### [Problem description]
Wherever the string "xxxxx" appears in the listing, copy that line.

[Saved data entries]
----
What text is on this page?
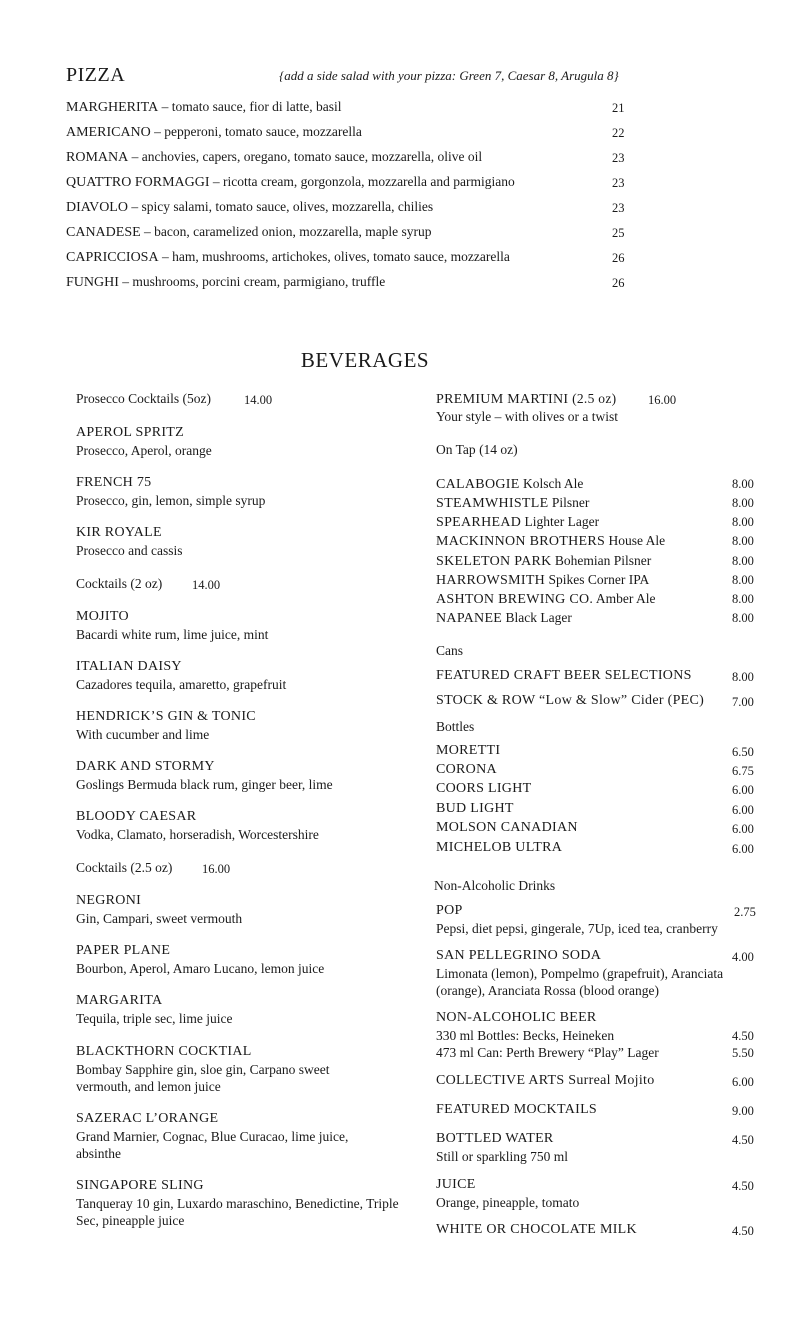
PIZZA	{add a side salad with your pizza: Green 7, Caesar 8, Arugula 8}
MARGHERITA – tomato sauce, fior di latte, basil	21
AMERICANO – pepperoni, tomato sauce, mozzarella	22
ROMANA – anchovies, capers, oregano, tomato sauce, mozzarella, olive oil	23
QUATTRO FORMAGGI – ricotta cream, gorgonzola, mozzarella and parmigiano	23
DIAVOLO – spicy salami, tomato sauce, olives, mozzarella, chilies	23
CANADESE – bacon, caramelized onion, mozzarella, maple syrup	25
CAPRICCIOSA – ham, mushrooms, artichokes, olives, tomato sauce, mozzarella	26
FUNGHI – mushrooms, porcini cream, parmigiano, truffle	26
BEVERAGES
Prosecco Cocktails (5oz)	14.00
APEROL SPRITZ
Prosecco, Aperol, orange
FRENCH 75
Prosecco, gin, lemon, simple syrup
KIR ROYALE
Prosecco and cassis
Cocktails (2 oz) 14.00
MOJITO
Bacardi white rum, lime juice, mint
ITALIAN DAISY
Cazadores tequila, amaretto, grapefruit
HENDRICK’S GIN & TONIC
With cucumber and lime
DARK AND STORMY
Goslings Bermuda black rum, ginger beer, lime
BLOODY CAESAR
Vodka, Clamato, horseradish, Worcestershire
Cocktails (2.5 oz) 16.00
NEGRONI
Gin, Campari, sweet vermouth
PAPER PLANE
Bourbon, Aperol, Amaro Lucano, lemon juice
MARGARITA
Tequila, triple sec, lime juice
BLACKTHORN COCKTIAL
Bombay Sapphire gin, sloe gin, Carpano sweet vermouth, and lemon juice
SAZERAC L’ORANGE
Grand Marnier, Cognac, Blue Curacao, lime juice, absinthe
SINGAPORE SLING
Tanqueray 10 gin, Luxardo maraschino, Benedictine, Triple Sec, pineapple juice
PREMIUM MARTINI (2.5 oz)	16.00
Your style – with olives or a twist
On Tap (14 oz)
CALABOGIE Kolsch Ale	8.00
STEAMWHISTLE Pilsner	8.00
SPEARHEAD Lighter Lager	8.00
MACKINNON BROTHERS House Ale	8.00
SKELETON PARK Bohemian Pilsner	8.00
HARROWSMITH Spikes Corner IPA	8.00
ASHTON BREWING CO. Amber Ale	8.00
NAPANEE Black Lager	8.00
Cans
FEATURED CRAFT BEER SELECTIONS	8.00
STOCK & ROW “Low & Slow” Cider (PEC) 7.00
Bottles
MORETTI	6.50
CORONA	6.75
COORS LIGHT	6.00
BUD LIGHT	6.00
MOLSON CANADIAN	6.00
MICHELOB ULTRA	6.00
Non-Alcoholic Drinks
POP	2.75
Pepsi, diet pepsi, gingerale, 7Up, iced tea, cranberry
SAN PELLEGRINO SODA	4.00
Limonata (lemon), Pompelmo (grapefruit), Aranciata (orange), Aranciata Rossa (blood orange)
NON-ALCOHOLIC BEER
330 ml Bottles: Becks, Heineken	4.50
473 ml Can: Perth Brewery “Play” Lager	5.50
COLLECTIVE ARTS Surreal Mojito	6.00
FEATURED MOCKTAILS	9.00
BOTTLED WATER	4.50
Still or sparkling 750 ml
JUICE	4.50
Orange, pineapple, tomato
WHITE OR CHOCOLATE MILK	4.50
----
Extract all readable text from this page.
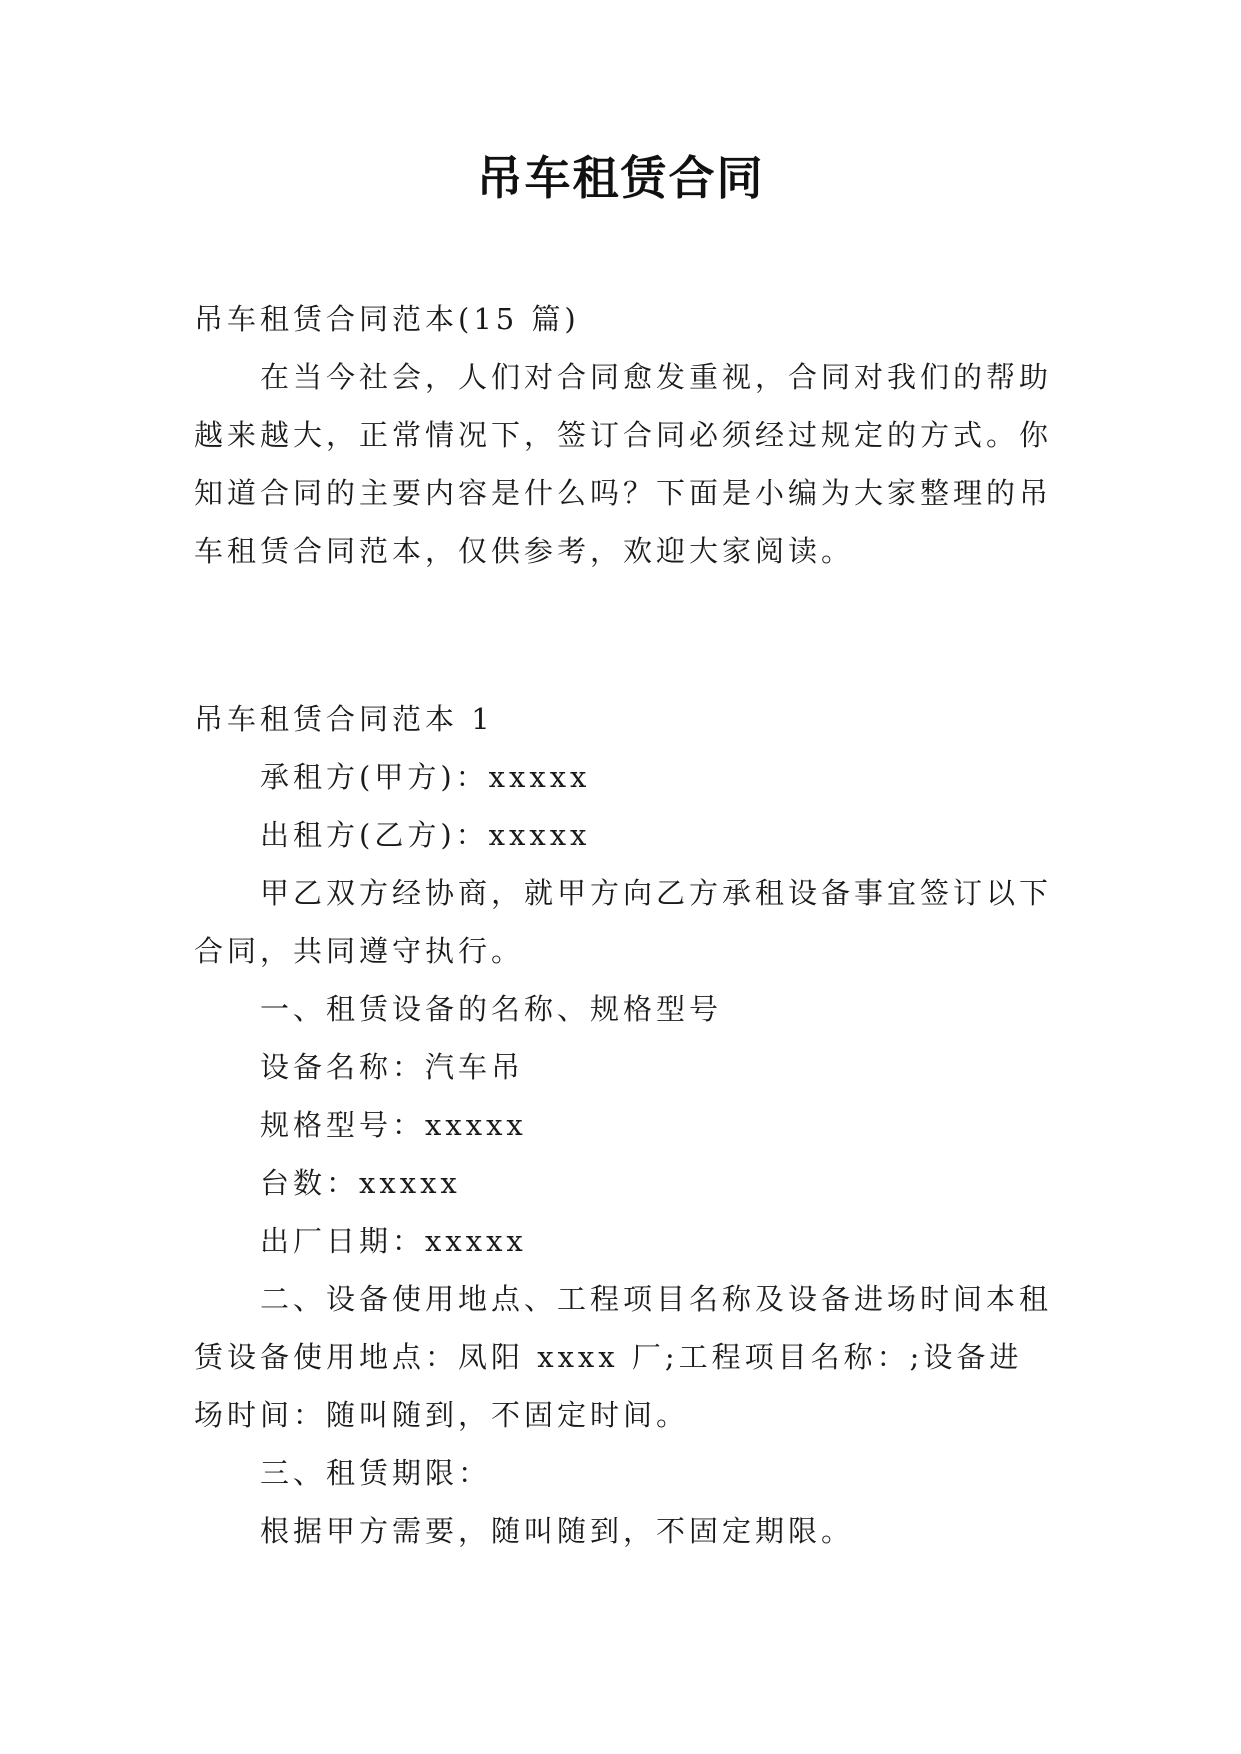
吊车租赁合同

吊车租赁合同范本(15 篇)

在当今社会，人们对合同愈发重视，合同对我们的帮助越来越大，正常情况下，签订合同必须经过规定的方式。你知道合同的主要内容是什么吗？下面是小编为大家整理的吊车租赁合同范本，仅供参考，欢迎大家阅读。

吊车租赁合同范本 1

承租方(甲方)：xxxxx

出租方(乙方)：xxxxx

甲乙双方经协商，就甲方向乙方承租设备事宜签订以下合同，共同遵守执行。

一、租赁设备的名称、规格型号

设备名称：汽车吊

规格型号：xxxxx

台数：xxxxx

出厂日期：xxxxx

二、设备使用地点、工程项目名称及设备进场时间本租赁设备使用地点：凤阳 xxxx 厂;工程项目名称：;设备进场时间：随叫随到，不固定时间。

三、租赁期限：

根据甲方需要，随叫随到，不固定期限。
----
### [Result of the task]
承租方(甲方)：xxxxx
出租方(乙方)：xxxxx
规格型号：xxxxx
台数：xxxxx
出厂日期：xxxxx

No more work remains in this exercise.